--- start of Article ---
Java Programming - Threads - Discussion

Discussion Forum : Threads - Finding the output (Q.No. 15)
15.
What will be the output of the program?
public class ThreadTest extends Thread 
{ 
    public void run() 
    { 
        System.out.println("In run"); 
        yield(); 
        System.out.println("Leaving run"); 
    } 
    public static void main(String []argv) 
    { 
        (new ThreadTest()).start(); 
    } 
}
The code fails to compile in the main() method
The code fails to compile in the run() method
Only the text "In run" will be displayed
The text "In run" followed by "Leaving run" will be displayed
Answer: Option
Explanation:
No answer description is available. Let's discuss.
Discussion:
13 comments Page 2 of 2.

Meghna said:   8 years ago
yield() basically means that the thread is not doing anything particularly important and if any other threads or processes need to be run, they should.

Otherwise, the current thread will continue to run.
--- end of Article ---
--- start of Dataset records ---
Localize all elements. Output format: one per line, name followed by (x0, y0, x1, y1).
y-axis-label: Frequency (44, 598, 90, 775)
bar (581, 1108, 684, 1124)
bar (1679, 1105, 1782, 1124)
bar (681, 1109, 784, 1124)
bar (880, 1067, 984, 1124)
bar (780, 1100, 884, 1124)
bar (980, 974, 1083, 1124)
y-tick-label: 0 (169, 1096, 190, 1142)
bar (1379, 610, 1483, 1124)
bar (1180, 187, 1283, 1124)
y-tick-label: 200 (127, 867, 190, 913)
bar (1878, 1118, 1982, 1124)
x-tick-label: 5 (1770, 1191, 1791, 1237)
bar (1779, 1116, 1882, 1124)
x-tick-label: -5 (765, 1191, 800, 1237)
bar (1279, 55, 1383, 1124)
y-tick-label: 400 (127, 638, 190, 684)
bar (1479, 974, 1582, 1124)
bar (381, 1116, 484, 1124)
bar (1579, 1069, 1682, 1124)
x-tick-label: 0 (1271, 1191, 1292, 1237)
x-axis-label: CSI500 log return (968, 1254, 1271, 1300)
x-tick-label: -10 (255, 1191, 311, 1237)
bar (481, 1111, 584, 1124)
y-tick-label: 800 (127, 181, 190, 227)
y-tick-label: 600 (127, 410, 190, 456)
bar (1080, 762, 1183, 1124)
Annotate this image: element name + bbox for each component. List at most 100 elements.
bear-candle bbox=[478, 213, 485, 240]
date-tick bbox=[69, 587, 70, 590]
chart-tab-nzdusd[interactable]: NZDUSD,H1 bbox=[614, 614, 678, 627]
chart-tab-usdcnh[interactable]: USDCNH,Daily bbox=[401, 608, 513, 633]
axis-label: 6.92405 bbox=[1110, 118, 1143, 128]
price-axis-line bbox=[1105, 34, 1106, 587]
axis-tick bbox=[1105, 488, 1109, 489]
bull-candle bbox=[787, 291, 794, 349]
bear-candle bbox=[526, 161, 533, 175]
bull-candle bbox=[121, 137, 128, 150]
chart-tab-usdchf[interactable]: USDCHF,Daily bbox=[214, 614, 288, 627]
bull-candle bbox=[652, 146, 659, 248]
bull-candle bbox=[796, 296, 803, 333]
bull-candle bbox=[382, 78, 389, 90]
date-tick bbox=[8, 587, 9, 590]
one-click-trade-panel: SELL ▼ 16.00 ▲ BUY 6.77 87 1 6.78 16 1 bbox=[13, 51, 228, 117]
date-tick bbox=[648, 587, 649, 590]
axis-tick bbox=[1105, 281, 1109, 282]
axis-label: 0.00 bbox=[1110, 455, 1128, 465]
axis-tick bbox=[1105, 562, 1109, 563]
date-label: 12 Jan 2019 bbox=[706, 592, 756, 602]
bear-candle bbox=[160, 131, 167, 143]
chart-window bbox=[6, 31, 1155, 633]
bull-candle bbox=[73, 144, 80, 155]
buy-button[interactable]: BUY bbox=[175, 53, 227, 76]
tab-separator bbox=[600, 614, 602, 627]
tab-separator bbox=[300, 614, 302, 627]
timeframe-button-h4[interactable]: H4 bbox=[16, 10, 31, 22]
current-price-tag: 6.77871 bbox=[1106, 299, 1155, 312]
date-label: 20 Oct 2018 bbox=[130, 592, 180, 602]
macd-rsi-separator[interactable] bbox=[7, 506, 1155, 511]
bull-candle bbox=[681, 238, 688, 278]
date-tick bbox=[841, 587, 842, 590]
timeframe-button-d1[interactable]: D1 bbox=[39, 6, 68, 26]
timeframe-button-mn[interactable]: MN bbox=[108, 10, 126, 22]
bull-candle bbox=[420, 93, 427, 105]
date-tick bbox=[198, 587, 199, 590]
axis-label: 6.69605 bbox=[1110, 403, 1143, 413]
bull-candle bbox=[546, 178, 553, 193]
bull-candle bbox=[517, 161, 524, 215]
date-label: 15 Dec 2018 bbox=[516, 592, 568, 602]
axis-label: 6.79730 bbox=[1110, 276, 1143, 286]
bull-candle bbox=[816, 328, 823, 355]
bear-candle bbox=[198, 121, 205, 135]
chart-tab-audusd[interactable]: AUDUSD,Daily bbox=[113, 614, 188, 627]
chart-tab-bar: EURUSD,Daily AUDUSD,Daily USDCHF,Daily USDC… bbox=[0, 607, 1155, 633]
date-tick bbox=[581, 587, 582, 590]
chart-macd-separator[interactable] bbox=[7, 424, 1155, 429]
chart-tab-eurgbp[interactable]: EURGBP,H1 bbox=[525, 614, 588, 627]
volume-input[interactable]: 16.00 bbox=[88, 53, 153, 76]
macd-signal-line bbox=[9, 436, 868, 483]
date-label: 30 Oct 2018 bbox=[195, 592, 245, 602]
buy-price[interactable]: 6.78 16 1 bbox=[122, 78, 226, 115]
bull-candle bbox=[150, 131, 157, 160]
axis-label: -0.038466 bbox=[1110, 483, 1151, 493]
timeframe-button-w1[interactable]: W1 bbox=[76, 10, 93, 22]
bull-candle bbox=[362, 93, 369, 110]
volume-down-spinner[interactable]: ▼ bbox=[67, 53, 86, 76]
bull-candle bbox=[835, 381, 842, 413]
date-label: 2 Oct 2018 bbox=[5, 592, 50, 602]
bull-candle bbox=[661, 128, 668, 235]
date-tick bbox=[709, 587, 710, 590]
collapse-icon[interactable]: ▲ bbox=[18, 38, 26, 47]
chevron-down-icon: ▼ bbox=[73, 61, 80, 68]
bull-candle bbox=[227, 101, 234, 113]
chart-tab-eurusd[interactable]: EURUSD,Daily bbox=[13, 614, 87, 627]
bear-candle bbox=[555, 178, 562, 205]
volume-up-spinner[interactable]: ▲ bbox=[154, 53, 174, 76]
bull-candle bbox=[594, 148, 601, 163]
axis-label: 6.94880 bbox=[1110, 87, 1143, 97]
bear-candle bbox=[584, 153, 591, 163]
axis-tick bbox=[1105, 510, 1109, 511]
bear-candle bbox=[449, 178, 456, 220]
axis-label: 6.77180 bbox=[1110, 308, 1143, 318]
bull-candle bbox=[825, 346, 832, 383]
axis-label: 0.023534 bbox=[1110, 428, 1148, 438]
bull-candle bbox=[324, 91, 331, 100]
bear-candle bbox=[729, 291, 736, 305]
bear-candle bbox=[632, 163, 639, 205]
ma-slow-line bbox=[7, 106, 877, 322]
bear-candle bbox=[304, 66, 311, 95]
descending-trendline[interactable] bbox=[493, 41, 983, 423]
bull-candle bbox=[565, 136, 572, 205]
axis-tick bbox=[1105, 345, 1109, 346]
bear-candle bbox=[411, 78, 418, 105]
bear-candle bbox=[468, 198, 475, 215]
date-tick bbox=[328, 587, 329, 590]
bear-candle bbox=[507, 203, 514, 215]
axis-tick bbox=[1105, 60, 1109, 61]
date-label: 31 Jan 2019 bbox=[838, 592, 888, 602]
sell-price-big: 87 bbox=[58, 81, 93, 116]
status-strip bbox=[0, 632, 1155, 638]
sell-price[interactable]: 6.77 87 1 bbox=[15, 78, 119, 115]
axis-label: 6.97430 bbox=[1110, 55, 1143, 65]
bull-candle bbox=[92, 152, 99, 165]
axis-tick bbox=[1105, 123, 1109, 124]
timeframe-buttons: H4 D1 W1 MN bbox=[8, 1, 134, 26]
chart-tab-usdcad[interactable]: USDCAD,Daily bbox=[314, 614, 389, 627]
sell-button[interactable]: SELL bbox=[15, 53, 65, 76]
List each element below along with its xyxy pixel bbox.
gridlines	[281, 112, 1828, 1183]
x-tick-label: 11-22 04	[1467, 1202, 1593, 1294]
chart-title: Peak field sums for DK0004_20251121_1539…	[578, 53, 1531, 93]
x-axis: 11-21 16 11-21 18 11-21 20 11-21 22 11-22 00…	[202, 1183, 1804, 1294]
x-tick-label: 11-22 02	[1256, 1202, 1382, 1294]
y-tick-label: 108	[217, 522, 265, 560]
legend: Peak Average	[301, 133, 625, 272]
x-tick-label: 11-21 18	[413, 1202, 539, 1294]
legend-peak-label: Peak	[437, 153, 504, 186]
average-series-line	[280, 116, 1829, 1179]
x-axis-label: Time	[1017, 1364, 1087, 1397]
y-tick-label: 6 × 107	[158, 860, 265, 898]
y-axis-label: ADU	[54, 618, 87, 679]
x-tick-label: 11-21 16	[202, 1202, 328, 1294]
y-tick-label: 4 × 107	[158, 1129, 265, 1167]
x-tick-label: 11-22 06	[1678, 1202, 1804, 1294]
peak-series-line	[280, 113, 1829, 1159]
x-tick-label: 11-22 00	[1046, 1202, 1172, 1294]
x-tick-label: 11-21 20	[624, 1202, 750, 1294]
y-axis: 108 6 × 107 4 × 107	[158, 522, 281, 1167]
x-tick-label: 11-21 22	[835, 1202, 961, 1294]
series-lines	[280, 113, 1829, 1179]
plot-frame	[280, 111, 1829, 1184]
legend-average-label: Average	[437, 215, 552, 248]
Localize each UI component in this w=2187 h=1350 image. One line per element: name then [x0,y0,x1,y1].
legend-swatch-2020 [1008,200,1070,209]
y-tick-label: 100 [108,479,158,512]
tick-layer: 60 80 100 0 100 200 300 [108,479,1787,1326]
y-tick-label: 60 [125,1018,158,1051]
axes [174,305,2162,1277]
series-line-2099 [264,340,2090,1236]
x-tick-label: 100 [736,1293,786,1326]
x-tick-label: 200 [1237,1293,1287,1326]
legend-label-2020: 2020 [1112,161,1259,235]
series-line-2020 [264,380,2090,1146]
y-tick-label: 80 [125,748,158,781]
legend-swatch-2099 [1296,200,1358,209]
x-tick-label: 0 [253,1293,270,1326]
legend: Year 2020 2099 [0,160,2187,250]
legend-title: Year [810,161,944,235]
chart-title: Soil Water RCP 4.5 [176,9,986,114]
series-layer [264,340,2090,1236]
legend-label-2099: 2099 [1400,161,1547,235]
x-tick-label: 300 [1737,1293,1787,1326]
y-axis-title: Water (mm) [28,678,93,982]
--- end of Dataset records ---
> **Tasks**:
• 1. According to the threads discussion, what does Meghna say yield() basically means?
• 2. Quote the records from their very first line and stop after the line that contains "bar (1379, 610, 1483, 1124)", including both of those lines.

> **Expected outputs**:
• 1. It means the thread is not doing anything particularly important, and if any other threads or processes need to be run, they should.

• 2.
Localize all elements. Output format: one per line, name followed by (x0, y0, x1, y1).
y-axis-label: Frequency (44, 598, 90, 775)
bar (581, 1108, 684, 1124)
bar (1679, 1105, 1782, 1124)
bar (681, 1109, 784, 1124)
bar (880, 1067, 984, 1124)
bar (780, 1100, 884, 1124)
bar (980, 974, 1083, 1124)
y-tick-label: 0 (169, 1096, 190, 1142)
bar (1379, 610, 1483, 1124)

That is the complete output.